Copy all lines of the listing that include the string "value".

Records from a collection:

————

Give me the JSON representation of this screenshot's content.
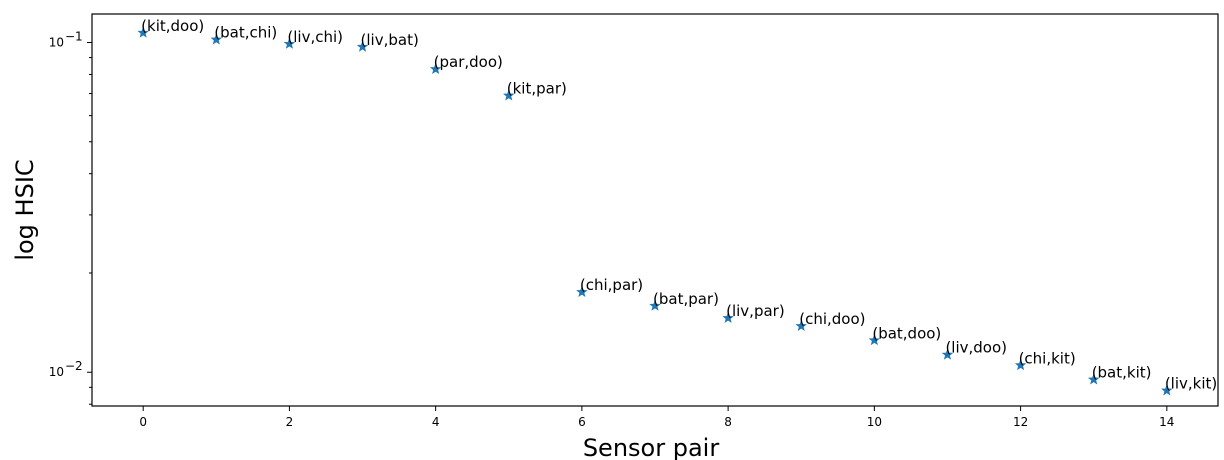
{
  "chart_data": {
    "type": "scatter",
    "title": "",
    "xlabel": "Sensor pair",
    "ylabel": "log HSIC",
    "yscale": "log",
    "xlim": [
      -0.7,
      14.7
    ],
    "ylim": [
      0.0079,
      0.122
    ],
    "xticks": [
      0,
      2,
      4,
      6,
      8,
      10,
      12,
      14
    ],
    "xtick_labels": [
      "0",
      "2",
      "4",
      "6",
      "8",
      "10",
      "12",
      "14"
    ],
    "yticks": [
      {
        "value": 0.1,
        "base": "10",
        "exp": "−1"
      },
      {
        "value": 0.01,
        "base": "10",
        "exp": "−2"
      }
    ],
    "grid": false,
    "marker": "star",
    "marker_color": "#1f77b4",
    "points": [
      {
        "x": 0,
        "y": 0.107,
        "label": "(kit,doo)"
      },
      {
        "x": 1,
        "y": 0.102,
        "label": "(bat,chi)"
      },
      {
        "x": 2,
        "y": 0.099,
        "label": "(liv,chi)"
      },
      {
        "x": 3,
        "y": 0.097,
        "label": "(liv,bat)"
      },
      {
        "x": 4,
        "y": 0.083,
        "label": "(par,doo)"
      },
      {
        "x": 5,
        "y": 0.069,
        "label": "(kit,par)"
      },
      {
        "x": 6,
        "y": 0.0175,
        "label": "(chi,par)"
      },
      {
        "x": 7,
        "y": 0.0159,
        "label": "(bat,par)"
      },
      {
        "x": 8,
        "y": 0.0146,
        "label": "(liv,par)"
      },
      {
        "x": 9,
        "y": 0.0138,
        "label": "(chi,doo)"
      },
      {
        "x": 10,
        "y": 0.0125,
        "label": "(bat,doo)"
      },
      {
        "x": 11,
        "y": 0.0113,
        "label": "(liv,doo)"
      },
      {
        "x": 12,
        "y": 0.0105,
        "label": "(chi,kit)"
      },
      {
        "x": 13,
        "y": 0.0095,
        "label": "(bat,kit)"
      },
      {
        "x": 14,
        "y": 0.0088,
        "label": "(liv,kit)"
      }
    ]
  }
}
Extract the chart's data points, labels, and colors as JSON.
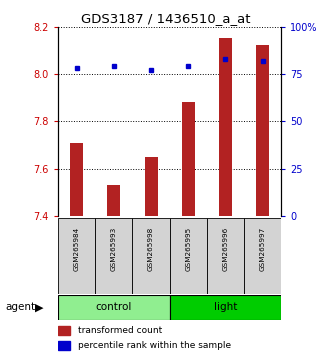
{
  "title": "GDS3187 / 1436510_a_at",
  "samples": [
    "GSM265984",
    "GSM265993",
    "GSM265998",
    "GSM265995",
    "GSM265996",
    "GSM265997"
  ],
  "groups": [
    "control",
    "control",
    "control",
    "light",
    "light",
    "light"
  ],
  "transformed_counts": [
    7.71,
    7.53,
    7.65,
    7.88,
    8.15,
    8.12
  ],
  "percentile_ranks": [
    78,
    79,
    77,
    79,
    83,
    82
  ],
  "ylim_left": [
    7.4,
    8.2
  ],
  "ylim_right": [
    0,
    100
  ],
  "yticks_left": [
    7.4,
    7.6,
    7.8,
    8.0,
    8.2
  ],
  "yticks_right": [
    0,
    25,
    50,
    75,
    100
  ],
  "bar_color": "#B22222",
  "dot_color": "#0000CC",
  "sample_bg": "#D3D3D3",
  "left_label_color": "#CC0000",
  "right_label_color": "#0000CC",
  "bar_width": 0.35,
  "group_labels": [
    "control",
    "light"
  ],
  "group_colors": [
    "#90EE90",
    "#00CC00"
  ],
  "n_control": 3,
  "n_light": 3
}
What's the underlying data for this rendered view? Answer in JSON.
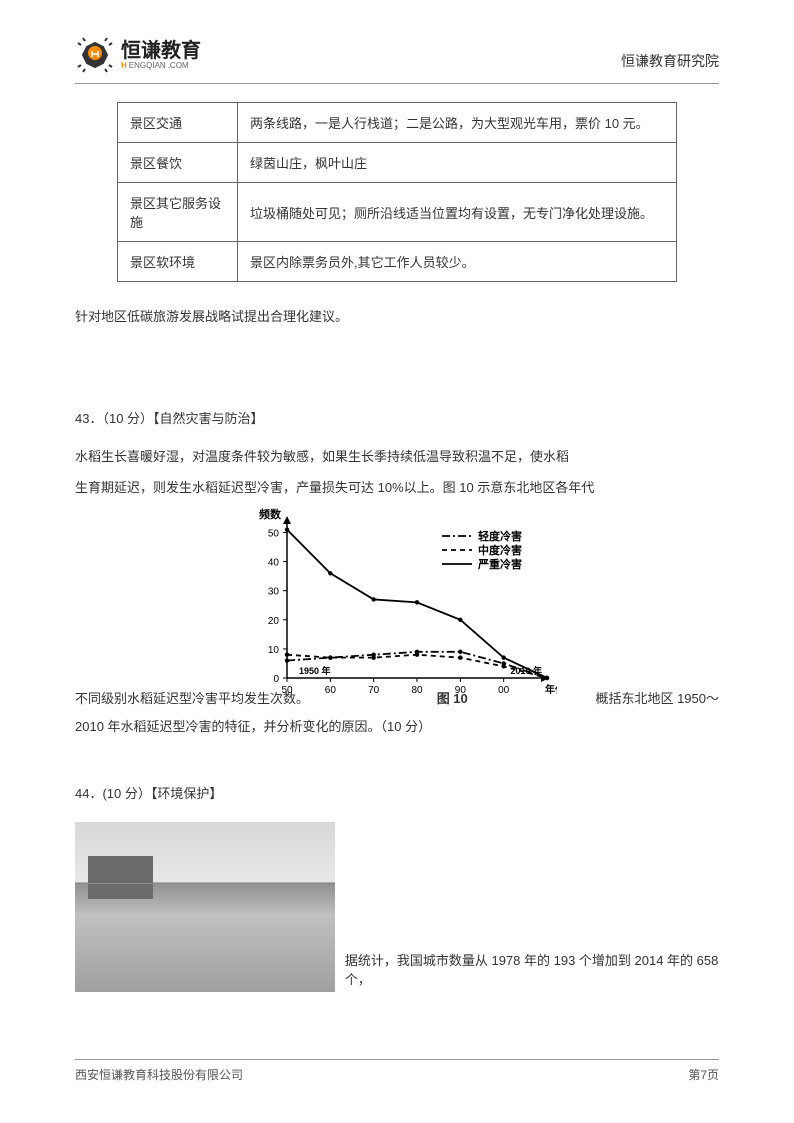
{
  "header": {
    "logo_cn": "恒谦教育",
    "logo_en_pre": "H",
    "logo_en_rest": "ENGQIAN",
    "logo_en_suffix": ".COM",
    "right_text": "恒谦教育研究院"
  },
  "table": {
    "rows": [
      {
        "label": "景区交通",
        "value": "两条线路，一是人行栈道；二是公路，为大型观光车用，票价 10 元。"
      },
      {
        "label": "景区餐饮",
        "value": "绿茵山庄，枫叶山庄"
      },
      {
        "label": "景区其它服务设施",
        "value": "垃圾桶随处可见；厕所沿线适当位置均有设置，无专门净化处理设施。"
      },
      {
        "label": "景区软环境",
        "value": "景区内除票务员外,其它工作人员较少。"
      }
    ]
  },
  "suggestion_text": "针对地区低碳旅游发展战略试提出合理化建议。",
  "q43": {
    "heading": "43．（10 分）【自然灾害与防治】",
    "p1": "水稻生长喜暖好湿，对温度条件较为敏感，如果生长季持续低温导致积温不足，使水稻",
    "p2": "生育期延迟，则发生水稻延迟型冷害，产量损失可达 10%以上。图 10 示意东北地区各年代",
    "p3a": "不同级别水稻延迟型冷害平均发生次数。",
    "p3b": "概括东北地区 1950～",
    "p4": "2010 年水稻延迟型冷害的特征，并分析变化的原因。（10 分）",
    "chart": {
      "caption": "图 10",
      "y_label": "频数",
      "y_ticks": [
        0,
        10,
        20,
        30,
        40,
        50
      ],
      "x_label_right": "年代",
      "x_ticks": [
        "50",
        "60",
        "70",
        "80",
        "90",
        "00"
      ],
      "x_start_label": "1950 年",
      "x_end_label": "2010 年",
      "legend": [
        {
          "label": "轻度冷害",
          "dash": "8,3,2,3"
        },
        {
          "label": "中度冷害",
          "dash": "5,4"
        },
        {
          "label": "严重冷害",
          "dash": "0"
        }
      ],
      "series": {
        "severe": [
          51,
          36,
          27,
          26,
          20,
          7,
          0
        ],
        "mild": [
          6,
          7,
          8,
          9,
          9,
          5,
          0
        ],
        "moderate": [
          8,
          7,
          7,
          8,
          7,
          4,
          0
        ]
      },
      "colors": {
        "line": "#000000",
        "axis": "#000000",
        "text": "#000000"
      },
      "font_size_axis": 10,
      "font_size_legend": 11,
      "ylim": [
        0,
        55
      ],
      "xlim": [
        0,
        6
      ]
    }
  },
  "q44": {
    "heading": "44．(10 分）【环境保护】",
    "text_after_image": "据统计，我国城市数量从 1978 年的 193 个增加到 2014 年的 658 个，"
  },
  "footer": {
    "company": "西安恒谦教育科技股份有限公司",
    "page": "第7页"
  }
}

————

Solution:
        "value": 0.1,
        "value": 0.01,
        "value": "两条线路，一是人行栈道；二是公路，为大型观光车用，票价 10 元。"
        "value": "绿茵山庄，枫叶山庄"
        "value": "垃圾桶随处可见；厕所沿线适当位置均有设置，无专门净化处理设施。"
        "value": "景区内除票务员外,其它工作人员较少。"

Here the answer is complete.